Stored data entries
——————————
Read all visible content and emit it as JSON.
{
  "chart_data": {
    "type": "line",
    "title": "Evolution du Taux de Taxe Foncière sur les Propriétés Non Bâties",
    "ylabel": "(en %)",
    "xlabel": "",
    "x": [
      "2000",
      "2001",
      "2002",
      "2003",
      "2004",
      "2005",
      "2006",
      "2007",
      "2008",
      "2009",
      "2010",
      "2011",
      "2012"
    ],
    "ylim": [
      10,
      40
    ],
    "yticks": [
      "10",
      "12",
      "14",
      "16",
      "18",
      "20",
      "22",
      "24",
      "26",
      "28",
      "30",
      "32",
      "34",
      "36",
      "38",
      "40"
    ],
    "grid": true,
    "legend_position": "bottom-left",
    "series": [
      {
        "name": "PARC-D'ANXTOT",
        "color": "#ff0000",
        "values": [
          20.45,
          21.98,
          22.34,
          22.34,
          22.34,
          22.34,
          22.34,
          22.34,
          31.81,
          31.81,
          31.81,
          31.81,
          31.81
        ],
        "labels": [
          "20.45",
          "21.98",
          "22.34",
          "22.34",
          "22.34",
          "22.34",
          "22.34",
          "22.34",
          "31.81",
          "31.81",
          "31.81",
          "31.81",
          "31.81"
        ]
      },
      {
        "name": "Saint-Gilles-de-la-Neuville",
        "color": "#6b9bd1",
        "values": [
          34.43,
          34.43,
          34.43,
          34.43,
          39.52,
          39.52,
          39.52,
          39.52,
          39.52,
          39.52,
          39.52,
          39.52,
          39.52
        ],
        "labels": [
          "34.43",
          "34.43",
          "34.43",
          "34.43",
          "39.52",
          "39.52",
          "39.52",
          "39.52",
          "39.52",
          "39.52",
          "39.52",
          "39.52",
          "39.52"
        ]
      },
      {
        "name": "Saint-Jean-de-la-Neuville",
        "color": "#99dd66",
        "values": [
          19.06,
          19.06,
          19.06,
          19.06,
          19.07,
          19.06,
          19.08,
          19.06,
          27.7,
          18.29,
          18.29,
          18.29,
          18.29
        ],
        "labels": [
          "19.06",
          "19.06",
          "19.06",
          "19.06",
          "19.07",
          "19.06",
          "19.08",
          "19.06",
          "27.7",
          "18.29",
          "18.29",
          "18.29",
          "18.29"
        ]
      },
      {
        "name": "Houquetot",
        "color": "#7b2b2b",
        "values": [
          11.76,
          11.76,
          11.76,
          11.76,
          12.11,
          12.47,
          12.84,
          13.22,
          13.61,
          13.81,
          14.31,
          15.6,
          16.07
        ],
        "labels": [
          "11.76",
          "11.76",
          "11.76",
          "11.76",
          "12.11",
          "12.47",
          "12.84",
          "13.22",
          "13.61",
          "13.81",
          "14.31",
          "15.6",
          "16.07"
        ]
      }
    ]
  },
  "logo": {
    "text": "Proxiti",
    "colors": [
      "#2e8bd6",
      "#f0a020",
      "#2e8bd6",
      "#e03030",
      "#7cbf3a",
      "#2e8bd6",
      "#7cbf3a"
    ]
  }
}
——————————
> Task details
Using the data above, repeat every line exactly.

> Answer for the task
Read all visible content and emit it as JSON.
{
  "chart_data": {
    "type": "line",
    "title": "Evolution du Taux de Taxe Foncière sur les Propriétés Non Bâties",
    "ylabel": "(en %)",
    "xlabel": "",
    "x": [
      "2000",
      "2001",
      "2002",
      "2003",
      "2004",
      "2005",
      "2006",
      "2007",
      "2008",
      "2009",
      "2010",
      "2011",
      "2012"
    ],
    "ylim": [
      10,
      40
    ],
    "yticks": [
      "10",
      "12",
      "14",
      "16",
      "18",
      "20",
      "22",
      "24",
      "26",
      "28",
      "30",
      "32",
      "34",
      "36",
      "38",
      "40"
    ],
    "grid": true,
    "legend_position": "bottom-left",
    "series": [
      {
        "name": "PARC-D'ANXTOT",
        "color": "#ff0000",
        "values": [
          20.45,
          21.98,
          22.34,
          22.34,
          22.34,
          22.34,
          22.34,
          22.34,
          31.81,
          31.81,
          31.81,
          31.81,
          31.81
        ],
        "labels": [
          "20.45",
          "21.98",
          "22.34",
          "22.34",
          "22.34",
          "22.34",
          "22.34",
          "22.34",
          "31.81",
          "31.81",
          "31.81",
          "31.81",
          "31.81"
        ]
      },
      {
        "name": "Saint-Gilles-de-la-Neuville",
        "color": "#6b9bd1",
        "values": [
          34.43,
          34.43,
          34.43,
          34.43,
          39.52,
          39.52,
          39.52,
          39.52,
          39.52,
          39.52,
          39.52,
          39.52,
          39.52
        ],
        "labels": [
          "34.43",
          "34.43",
          "34.43",
          "34.43",
          "39.52",
          "39.52",
          "39.52",
          "39.52",
          "39.52",
          "39.52",
          "39.52",
          "39.52",
          "39.52"
        ]
      },
      {
        "name": "Saint-Jean-de-la-Neuville",
        "color": "#99dd66",
        "values": [
          19.06,
          19.06,
          19.06,
          19.06,
          19.07,
          19.06,
          19.08,
          19.06,
          27.7,
          18.29,
          18.29,
          18.29,
          18.29
        ],
        "labels": [
          "19.06",
          "19.06",
          "19.06",
          "19.06",
          "19.07",
          "19.06",
          "19.08",
          "19.06",
          "27.7",
          "18.29",
          "18.29",
          "18.29",
          "18.29"
        ]
      },
      {
        "name": "Houquetot",
        "color": "#7b2b2b",
        "values": [
          11.76,
          11.76,
          11.76,
          11.76,
          12.11,
          12.47,
          12.84,
          13.22,
          13.61,
          13.81,
          14.31,
          15.6,
          16.07
        ],
        "labels": [
          "11.76",
          "11.76",
          "11.76",
          "11.76",
          "12.11",
          "12.47",
          "12.84",
          "13.22",
          "13.61",
          "13.81",
          "14.31",
          "15.6",
          "16.07"
        ]
      }
    ]
  },
  "logo": {
    "text": "Proxiti",
    "colors": [
      "#2e8bd6",
      "#f0a020",
      "#2e8bd6",
      "#e03030",
      "#7cbf3a",
      "#2e8bd6",
      "#7cbf3a"
    ]
  }
}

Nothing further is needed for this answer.